#### Record set:
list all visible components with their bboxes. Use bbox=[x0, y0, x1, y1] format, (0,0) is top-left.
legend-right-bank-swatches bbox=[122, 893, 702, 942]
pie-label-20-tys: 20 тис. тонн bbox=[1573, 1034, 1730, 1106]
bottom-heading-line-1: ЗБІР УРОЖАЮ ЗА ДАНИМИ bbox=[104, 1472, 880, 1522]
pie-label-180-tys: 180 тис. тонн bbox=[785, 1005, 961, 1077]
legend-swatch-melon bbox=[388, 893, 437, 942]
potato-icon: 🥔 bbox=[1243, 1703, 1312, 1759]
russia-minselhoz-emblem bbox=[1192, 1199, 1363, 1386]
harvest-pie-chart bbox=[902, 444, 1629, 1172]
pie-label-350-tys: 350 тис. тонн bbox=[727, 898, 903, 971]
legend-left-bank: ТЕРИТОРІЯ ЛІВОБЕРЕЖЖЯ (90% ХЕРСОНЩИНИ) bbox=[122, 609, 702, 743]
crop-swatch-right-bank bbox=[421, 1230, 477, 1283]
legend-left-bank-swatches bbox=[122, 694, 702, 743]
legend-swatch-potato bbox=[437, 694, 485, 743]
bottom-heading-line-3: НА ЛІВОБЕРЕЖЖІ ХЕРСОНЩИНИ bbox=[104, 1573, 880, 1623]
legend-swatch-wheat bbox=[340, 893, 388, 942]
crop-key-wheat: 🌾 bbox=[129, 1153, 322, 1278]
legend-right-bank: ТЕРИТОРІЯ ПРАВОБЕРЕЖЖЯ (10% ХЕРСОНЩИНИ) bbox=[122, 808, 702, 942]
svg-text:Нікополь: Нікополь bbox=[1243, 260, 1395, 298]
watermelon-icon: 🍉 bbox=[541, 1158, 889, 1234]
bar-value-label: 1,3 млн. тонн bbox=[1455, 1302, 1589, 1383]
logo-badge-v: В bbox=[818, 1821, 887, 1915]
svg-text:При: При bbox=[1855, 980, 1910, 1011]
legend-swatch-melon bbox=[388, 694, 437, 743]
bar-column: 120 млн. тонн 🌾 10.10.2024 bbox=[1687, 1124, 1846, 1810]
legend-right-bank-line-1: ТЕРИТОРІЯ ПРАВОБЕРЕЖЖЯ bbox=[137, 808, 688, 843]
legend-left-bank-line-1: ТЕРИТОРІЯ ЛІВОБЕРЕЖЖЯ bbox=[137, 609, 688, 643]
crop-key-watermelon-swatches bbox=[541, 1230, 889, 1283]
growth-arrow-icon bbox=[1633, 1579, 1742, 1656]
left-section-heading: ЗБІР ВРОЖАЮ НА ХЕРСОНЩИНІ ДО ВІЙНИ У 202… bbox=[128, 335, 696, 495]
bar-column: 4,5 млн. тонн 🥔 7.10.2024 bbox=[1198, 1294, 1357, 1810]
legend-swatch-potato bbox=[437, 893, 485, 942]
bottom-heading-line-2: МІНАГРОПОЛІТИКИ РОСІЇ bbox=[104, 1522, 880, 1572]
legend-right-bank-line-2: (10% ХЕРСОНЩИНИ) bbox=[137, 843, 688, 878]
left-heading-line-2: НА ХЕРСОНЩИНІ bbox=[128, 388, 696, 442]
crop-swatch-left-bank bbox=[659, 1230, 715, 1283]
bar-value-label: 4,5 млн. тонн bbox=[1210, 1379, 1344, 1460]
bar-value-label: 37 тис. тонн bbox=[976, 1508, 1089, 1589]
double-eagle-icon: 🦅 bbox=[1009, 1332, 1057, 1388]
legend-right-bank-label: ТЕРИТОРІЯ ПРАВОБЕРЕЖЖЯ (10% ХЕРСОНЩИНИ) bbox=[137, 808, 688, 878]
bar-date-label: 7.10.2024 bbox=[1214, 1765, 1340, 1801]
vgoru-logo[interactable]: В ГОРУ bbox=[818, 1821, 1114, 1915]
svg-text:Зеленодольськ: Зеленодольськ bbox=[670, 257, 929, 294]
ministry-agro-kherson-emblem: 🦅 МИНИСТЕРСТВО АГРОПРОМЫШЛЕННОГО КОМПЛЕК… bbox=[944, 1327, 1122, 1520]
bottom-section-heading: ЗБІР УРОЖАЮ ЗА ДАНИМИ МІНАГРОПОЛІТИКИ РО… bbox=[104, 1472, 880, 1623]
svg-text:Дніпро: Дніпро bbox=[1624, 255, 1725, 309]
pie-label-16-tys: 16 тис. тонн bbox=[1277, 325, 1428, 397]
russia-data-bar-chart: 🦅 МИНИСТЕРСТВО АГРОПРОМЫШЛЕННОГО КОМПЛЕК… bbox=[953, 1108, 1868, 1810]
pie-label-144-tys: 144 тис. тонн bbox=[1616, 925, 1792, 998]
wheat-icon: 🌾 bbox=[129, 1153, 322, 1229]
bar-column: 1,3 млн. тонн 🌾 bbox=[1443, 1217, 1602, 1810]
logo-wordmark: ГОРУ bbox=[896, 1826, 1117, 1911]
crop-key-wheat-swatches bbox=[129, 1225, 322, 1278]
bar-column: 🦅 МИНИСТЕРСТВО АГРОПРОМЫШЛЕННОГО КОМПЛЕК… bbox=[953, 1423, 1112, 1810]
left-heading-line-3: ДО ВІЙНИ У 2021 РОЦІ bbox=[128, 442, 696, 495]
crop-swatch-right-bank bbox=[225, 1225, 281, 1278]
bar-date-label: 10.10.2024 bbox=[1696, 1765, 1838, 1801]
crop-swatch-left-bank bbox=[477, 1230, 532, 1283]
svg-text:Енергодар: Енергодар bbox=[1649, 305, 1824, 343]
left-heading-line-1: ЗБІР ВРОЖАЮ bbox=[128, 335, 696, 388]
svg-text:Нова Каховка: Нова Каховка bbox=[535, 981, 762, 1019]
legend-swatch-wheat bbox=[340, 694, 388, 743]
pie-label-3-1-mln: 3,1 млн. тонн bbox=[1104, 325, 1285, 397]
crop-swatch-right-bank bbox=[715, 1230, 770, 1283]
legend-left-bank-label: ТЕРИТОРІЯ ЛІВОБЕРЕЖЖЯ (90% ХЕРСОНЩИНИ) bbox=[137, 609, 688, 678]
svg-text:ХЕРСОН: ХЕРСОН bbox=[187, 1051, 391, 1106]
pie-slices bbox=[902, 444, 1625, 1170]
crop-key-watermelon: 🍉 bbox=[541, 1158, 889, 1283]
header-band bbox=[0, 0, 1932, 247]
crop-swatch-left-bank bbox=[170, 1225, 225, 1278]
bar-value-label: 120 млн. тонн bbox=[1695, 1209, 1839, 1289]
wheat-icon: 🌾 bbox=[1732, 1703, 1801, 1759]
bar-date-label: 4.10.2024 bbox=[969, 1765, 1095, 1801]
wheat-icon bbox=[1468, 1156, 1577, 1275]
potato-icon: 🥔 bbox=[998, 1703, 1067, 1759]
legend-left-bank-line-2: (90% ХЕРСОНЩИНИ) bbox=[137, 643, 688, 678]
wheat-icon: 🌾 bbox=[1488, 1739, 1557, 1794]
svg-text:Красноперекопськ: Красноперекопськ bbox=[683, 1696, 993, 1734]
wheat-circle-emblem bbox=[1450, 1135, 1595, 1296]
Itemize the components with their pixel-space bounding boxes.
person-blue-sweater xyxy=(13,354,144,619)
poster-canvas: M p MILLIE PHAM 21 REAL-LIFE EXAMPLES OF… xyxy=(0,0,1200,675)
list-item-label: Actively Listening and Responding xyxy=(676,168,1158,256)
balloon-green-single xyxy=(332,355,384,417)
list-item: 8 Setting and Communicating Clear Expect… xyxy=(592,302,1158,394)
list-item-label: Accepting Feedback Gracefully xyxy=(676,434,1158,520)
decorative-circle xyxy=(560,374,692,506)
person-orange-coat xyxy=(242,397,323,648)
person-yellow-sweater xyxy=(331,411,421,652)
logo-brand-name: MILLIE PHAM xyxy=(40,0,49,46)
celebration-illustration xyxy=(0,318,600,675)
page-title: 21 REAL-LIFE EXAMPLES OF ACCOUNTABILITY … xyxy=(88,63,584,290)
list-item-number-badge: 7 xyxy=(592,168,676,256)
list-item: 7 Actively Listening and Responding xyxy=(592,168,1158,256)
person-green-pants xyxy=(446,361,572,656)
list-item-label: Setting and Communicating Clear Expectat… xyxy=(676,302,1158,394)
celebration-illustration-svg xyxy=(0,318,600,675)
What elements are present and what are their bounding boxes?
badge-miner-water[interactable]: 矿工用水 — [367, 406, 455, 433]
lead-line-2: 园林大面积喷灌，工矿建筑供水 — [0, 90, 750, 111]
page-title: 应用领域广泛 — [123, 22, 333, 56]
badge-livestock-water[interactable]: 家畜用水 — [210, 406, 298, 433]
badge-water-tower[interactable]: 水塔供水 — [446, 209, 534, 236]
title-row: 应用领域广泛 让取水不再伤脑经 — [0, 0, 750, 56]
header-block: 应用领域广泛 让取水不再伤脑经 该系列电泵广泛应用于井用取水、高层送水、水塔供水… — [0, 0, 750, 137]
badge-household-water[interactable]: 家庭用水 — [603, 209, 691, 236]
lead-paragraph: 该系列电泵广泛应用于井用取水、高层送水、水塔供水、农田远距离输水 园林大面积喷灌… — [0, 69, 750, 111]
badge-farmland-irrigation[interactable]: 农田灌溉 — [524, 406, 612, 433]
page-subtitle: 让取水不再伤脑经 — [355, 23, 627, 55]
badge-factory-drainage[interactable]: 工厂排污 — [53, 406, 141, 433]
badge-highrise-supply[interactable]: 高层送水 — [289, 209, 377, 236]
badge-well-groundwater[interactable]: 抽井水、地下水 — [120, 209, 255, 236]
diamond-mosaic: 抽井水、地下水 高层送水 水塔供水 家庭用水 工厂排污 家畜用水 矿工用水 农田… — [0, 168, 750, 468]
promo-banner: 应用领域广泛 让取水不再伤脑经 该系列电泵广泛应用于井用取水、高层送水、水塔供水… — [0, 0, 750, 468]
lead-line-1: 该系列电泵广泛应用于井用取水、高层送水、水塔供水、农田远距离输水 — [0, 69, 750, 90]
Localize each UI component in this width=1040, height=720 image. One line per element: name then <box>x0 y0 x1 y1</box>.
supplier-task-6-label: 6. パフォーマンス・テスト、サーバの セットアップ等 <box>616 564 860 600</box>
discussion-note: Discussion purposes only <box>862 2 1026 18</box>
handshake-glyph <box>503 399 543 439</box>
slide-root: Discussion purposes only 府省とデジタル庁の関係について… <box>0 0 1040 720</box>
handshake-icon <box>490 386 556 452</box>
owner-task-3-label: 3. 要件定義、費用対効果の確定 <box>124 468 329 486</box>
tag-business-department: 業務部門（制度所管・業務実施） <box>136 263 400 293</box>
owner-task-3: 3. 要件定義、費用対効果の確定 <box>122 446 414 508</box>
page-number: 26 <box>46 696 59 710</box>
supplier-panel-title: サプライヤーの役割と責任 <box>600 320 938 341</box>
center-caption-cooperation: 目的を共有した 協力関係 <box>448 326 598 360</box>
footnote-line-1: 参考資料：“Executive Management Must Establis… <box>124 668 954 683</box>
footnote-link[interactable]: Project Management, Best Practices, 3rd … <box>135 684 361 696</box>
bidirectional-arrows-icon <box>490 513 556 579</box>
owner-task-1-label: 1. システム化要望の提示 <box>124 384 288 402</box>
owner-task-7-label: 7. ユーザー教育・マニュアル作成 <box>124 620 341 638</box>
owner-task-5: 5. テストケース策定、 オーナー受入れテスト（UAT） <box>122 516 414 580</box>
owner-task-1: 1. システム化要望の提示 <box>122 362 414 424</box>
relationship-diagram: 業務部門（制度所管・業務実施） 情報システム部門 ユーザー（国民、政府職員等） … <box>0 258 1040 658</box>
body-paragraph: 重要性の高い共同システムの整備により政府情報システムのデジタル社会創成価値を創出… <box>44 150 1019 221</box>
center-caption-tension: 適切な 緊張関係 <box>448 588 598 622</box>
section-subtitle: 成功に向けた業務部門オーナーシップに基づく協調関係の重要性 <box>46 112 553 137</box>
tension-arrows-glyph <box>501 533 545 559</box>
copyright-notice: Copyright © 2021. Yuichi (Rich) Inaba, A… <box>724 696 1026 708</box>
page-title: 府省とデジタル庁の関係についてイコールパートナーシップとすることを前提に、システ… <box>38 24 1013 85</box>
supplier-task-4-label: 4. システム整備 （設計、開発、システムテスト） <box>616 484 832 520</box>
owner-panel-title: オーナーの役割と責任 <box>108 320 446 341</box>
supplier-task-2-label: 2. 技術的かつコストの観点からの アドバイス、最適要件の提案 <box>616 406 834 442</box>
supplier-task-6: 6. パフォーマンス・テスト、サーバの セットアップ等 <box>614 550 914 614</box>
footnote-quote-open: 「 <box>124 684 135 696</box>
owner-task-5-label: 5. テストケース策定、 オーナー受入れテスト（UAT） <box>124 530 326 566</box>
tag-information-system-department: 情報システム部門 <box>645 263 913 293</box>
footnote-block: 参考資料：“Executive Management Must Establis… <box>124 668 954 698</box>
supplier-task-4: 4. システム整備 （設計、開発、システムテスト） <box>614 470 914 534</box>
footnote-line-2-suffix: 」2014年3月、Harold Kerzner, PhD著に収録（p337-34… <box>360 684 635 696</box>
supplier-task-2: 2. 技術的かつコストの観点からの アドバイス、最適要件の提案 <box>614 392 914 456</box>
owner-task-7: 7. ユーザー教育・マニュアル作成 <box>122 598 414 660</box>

#### Task to complete:
Reproduce the listing word for word, from its first line through the line containing "logo-badge-v: В bbox=[818, 1821, 887, 1915]", with both ends included.

#### Task solution:
list all visible components with their bboxes. Use bbox=[x0, y0, x1, y1] format, (0,0) is top-left.
legend-right-bank-swatches bbox=[122, 893, 702, 942]
pie-label-20-tys: 20 тис. тонн bbox=[1573, 1034, 1730, 1106]
bottom-heading-line-1: ЗБІР УРОЖАЮ ЗА ДАНИМИ bbox=[104, 1472, 880, 1522]
pie-label-180-tys: 180 тис. тонн bbox=[785, 1005, 961, 1077]
legend-swatch-melon bbox=[388, 893, 437, 942]
potato-icon: 🥔 bbox=[1243, 1703, 1312, 1759]
russia-minselhoz-emblem bbox=[1192, 1199, 1363, 1386]
harvest-pie-chart bbox=[902, 444, 1629, 1172]
pie-label-350-tys: 350 тис. тонн bbox=[727, 898, 903, 971]
legend-left-bank: ТЕРИТОРІЯ ЛІВОБЕРЕЖЖЯ (90% ХЕРСОНЩИНИ) bbox=[122, 609, 702, 743]
crop-swatch-right-bank bbox=[421, 1230, 477, 1283]
legend-left-bank-swatches bbox=[122, 694, 702, 743]
legend-swatch-potato bbox=[437, 694, 485, 743]
bottom-heading-line-3: НА ЛІВОБЕРЕЖЖІ ХЕРСОНЩИНИ bbox=[104, 1573, 880, 1623]
legend-swatch-wheat bbox=[340, 893, 388, 942]
crop-key-wheat: 🌾 bbox=[129, 1153, 322, 1278]
legend-right-bank: ТЕРИТОРІЯ ПРАВОБЕРЕЖЖЯ (10% ХЕРСОНЩИНИ) bbox=[122, 808, 702, 942]
svg-text:Нікополь: Нікополь bbox=[1243, 260, 1395, 298]
watermelon-icon: 🍉 bbox=[541, 1158, 889, 1234]
bar-value-label: 1,3 млн. тонн bbox=[1455, 1302, 1589, 1383]
logo-badge-v: В bbox=[818, 1821, 887, 1915]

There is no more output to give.